Problem statement:
Answer with the number of lines in the listing below that contain the word "myös", and nothing else.

start

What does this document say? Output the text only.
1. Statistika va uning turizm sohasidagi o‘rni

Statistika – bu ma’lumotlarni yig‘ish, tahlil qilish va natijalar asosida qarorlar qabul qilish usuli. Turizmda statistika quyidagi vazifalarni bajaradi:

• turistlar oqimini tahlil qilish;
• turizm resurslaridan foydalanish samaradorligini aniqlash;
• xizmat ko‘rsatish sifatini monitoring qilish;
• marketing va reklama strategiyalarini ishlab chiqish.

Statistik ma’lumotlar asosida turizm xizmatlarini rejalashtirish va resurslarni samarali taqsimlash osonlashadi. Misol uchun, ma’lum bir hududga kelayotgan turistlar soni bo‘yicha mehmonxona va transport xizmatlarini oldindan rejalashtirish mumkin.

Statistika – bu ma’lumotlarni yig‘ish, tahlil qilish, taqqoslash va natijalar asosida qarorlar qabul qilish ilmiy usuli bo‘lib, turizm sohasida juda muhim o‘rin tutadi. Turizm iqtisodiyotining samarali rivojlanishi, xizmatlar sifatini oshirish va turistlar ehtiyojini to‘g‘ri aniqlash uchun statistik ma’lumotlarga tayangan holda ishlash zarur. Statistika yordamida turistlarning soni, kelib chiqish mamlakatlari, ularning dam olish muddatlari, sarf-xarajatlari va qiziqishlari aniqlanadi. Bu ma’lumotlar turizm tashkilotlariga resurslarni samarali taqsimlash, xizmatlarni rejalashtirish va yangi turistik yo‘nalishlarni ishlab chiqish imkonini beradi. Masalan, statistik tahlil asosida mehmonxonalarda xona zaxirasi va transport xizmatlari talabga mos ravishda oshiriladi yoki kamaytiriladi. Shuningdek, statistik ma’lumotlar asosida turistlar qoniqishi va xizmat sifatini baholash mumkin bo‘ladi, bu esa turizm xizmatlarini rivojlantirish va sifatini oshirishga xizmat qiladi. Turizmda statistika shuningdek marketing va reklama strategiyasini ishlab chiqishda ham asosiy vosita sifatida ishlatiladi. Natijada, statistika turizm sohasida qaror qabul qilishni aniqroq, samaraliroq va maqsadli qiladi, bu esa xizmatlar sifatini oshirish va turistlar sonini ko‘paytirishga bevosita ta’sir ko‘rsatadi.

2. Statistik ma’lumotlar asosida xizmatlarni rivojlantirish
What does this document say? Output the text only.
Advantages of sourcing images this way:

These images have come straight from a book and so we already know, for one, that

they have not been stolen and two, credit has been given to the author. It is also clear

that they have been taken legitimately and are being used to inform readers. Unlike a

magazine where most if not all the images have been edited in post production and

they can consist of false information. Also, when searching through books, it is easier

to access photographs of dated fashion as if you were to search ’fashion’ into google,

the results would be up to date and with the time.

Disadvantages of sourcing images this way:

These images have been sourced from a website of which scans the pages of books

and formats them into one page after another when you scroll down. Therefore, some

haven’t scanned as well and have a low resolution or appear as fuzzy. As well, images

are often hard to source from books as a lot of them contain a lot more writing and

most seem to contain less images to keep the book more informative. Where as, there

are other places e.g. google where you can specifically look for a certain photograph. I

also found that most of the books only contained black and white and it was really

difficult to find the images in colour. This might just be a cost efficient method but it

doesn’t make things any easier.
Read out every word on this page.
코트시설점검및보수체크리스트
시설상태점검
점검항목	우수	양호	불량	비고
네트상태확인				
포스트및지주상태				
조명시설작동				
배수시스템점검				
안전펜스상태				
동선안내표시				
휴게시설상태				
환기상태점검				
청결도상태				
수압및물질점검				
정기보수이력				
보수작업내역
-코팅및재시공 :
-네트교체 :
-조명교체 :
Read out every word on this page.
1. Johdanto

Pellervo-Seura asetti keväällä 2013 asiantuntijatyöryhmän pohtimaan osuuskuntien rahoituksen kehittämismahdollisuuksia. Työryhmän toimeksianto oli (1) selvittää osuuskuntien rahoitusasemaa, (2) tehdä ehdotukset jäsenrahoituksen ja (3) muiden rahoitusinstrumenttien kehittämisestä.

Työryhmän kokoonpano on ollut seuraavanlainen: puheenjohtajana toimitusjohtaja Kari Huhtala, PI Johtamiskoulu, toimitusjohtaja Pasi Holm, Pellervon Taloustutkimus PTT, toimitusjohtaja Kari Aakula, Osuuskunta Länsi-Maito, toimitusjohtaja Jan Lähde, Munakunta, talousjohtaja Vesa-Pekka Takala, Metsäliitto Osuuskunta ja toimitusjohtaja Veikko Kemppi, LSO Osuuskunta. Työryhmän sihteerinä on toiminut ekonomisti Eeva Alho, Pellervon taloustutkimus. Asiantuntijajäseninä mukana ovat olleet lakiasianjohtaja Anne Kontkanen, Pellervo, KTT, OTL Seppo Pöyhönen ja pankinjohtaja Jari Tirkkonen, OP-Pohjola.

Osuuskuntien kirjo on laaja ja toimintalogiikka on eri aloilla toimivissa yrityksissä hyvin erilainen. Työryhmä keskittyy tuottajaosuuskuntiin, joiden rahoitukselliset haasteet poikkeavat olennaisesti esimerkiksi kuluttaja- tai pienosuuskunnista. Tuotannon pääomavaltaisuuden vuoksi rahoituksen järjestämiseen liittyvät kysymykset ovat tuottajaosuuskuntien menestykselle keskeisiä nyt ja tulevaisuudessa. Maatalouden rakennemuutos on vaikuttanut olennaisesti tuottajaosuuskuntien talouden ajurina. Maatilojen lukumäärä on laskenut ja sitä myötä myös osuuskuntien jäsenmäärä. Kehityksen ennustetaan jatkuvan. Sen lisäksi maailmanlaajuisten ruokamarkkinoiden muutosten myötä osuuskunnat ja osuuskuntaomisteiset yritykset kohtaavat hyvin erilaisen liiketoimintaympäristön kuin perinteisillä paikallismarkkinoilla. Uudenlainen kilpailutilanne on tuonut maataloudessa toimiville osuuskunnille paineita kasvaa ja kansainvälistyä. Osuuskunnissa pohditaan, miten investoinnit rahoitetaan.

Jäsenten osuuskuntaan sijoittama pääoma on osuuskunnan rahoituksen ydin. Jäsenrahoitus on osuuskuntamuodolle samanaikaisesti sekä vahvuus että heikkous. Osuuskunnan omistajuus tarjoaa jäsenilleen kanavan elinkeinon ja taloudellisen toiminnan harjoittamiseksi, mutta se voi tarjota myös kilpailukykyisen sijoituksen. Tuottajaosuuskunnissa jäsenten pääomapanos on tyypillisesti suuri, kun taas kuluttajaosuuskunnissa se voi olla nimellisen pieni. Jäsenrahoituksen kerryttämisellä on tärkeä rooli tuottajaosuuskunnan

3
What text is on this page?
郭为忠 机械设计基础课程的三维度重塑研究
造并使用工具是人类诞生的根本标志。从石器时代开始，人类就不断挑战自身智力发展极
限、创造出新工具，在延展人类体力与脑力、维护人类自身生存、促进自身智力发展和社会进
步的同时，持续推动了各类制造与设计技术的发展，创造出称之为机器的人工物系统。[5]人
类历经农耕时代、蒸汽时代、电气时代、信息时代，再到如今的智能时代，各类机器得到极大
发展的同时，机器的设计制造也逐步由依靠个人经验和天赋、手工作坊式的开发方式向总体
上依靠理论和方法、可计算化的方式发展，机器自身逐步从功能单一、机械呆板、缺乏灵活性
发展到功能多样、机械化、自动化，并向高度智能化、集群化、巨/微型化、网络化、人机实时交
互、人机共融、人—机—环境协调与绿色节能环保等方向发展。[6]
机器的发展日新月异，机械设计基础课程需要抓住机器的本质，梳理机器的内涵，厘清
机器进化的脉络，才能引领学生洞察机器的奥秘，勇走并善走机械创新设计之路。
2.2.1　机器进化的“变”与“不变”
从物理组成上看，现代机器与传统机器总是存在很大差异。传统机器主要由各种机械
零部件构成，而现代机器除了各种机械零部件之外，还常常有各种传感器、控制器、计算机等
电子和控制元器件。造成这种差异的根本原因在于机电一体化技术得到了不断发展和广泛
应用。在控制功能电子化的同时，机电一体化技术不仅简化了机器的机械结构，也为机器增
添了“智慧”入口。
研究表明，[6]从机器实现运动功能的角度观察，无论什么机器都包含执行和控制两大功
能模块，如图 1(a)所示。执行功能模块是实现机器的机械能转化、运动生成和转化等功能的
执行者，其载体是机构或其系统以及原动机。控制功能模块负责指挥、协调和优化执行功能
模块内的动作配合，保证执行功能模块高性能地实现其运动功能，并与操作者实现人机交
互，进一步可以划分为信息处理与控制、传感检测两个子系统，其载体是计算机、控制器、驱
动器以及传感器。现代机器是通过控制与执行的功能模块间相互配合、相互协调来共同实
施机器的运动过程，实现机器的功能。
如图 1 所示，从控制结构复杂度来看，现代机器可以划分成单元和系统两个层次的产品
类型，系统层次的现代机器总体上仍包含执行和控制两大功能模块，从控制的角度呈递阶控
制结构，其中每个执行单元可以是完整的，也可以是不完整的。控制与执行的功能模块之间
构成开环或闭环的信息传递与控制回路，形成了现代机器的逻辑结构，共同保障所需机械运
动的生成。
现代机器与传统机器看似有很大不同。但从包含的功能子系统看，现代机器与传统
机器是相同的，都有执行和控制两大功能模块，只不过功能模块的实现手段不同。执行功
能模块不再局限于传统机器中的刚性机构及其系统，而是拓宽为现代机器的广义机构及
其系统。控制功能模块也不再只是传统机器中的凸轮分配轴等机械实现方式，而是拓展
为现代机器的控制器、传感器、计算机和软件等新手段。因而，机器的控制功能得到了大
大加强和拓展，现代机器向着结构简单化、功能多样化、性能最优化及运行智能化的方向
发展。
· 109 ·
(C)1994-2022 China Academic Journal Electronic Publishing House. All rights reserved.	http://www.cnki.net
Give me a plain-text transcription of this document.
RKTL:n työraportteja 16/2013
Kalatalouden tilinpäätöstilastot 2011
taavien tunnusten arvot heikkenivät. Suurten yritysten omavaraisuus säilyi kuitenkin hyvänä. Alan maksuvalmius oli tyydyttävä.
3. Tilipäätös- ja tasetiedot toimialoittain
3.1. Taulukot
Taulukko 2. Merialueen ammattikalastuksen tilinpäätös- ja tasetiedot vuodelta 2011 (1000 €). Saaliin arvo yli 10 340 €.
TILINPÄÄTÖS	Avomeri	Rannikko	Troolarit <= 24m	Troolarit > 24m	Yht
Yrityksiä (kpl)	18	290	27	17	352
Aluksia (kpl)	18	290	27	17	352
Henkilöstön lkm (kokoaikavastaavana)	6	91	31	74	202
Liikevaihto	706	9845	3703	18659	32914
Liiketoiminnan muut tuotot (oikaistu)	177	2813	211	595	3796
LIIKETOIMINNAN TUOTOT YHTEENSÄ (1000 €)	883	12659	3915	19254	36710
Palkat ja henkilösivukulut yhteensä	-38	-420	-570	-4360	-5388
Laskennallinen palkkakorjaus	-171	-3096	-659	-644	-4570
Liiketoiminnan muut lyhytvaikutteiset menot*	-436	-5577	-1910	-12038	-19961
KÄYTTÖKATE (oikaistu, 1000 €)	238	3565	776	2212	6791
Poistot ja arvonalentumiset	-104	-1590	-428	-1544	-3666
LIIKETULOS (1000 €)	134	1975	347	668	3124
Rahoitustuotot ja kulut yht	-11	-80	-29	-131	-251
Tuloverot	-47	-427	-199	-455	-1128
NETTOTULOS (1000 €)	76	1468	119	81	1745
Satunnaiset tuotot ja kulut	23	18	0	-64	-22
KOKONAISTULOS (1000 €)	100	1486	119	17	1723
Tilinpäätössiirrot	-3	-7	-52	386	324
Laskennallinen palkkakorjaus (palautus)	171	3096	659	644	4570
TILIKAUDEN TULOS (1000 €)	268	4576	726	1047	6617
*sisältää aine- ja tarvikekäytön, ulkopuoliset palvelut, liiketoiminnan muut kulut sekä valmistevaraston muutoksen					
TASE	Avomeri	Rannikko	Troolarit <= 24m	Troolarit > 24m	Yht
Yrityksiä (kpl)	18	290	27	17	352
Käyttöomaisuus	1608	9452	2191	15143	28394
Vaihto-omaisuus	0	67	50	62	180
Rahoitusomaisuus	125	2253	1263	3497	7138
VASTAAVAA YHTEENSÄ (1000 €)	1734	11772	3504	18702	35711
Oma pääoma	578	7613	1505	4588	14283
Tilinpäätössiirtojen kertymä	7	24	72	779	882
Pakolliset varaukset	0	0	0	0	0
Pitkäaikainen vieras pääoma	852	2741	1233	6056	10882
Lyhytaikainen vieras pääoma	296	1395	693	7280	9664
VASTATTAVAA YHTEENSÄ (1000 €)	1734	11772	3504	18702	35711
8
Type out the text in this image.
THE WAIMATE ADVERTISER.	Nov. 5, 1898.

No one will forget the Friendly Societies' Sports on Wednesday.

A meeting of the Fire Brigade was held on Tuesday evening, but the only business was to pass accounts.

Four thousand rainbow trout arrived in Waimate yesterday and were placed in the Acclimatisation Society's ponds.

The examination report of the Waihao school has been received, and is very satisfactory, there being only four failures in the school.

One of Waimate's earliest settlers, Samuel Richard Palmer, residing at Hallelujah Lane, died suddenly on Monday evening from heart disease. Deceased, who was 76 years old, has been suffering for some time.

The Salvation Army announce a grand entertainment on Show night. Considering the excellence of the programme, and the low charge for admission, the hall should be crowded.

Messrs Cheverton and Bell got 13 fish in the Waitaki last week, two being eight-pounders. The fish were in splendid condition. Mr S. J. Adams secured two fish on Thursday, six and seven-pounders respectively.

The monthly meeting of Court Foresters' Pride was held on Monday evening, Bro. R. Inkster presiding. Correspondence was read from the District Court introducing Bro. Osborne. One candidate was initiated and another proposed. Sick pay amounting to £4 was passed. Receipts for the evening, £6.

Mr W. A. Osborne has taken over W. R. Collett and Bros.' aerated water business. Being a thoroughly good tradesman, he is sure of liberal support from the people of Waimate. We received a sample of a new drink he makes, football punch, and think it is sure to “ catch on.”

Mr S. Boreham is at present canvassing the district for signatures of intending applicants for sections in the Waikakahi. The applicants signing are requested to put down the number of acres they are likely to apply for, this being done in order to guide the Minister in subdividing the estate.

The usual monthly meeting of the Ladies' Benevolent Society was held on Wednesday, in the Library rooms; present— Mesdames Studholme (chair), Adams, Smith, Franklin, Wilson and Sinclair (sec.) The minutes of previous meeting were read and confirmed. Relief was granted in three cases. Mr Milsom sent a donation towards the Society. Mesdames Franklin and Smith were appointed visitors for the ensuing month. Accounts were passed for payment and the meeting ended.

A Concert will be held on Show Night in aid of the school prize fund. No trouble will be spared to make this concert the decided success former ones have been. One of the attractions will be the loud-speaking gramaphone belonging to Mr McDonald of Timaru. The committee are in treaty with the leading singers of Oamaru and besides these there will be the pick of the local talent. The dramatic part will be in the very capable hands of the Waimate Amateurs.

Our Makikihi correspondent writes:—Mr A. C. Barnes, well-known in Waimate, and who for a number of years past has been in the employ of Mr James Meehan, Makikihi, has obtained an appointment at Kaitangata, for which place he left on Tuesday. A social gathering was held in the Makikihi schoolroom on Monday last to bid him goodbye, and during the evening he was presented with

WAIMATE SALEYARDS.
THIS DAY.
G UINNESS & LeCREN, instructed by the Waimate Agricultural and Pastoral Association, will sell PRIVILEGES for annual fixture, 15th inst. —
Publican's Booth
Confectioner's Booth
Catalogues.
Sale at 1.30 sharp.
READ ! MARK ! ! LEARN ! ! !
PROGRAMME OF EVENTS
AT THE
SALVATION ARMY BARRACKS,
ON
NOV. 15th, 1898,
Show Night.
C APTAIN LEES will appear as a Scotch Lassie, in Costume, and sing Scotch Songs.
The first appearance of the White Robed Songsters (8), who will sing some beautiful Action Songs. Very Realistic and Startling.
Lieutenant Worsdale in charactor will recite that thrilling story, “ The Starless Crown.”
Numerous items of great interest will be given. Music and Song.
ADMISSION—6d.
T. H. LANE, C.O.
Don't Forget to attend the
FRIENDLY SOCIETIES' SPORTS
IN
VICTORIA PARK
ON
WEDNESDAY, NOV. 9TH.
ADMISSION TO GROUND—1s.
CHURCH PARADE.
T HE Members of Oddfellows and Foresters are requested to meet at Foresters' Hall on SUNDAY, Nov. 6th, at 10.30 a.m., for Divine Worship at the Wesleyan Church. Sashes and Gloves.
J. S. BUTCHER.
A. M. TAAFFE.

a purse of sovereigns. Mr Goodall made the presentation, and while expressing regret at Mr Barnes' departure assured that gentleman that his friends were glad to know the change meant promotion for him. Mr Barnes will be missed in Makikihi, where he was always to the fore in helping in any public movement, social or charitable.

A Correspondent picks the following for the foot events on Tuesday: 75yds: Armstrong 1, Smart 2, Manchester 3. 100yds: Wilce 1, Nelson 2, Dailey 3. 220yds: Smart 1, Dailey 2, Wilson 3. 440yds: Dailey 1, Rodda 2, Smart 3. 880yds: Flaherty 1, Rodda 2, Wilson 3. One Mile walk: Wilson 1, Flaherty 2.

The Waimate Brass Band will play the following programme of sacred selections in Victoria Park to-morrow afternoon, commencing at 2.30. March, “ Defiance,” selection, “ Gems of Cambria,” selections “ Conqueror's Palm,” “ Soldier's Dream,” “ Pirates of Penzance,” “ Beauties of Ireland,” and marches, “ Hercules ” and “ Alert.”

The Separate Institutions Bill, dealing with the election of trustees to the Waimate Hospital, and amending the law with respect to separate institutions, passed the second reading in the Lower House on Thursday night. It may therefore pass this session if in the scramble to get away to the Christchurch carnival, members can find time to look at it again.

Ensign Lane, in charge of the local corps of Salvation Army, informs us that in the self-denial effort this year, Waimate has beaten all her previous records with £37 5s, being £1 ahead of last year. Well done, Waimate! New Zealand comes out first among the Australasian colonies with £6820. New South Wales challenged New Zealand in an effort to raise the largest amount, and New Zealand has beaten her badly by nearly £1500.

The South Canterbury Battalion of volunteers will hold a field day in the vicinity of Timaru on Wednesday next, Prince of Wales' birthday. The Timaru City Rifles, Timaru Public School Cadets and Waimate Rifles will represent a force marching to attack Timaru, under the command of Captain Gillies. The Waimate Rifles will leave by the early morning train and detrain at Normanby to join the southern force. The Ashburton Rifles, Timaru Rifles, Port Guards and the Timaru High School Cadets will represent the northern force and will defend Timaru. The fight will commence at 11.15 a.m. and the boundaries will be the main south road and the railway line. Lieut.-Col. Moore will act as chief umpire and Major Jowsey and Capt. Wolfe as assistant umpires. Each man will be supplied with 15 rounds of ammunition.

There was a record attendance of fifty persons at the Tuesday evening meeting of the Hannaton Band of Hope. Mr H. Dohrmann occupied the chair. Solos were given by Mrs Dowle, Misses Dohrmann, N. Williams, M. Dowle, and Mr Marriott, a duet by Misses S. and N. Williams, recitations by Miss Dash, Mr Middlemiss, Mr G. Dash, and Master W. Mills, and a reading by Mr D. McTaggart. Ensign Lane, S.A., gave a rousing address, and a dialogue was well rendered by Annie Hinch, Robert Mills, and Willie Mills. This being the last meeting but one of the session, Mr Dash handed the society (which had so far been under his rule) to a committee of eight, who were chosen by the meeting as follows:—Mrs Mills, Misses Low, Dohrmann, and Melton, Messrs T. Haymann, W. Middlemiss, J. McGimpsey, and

end

Answer to this exercise:
2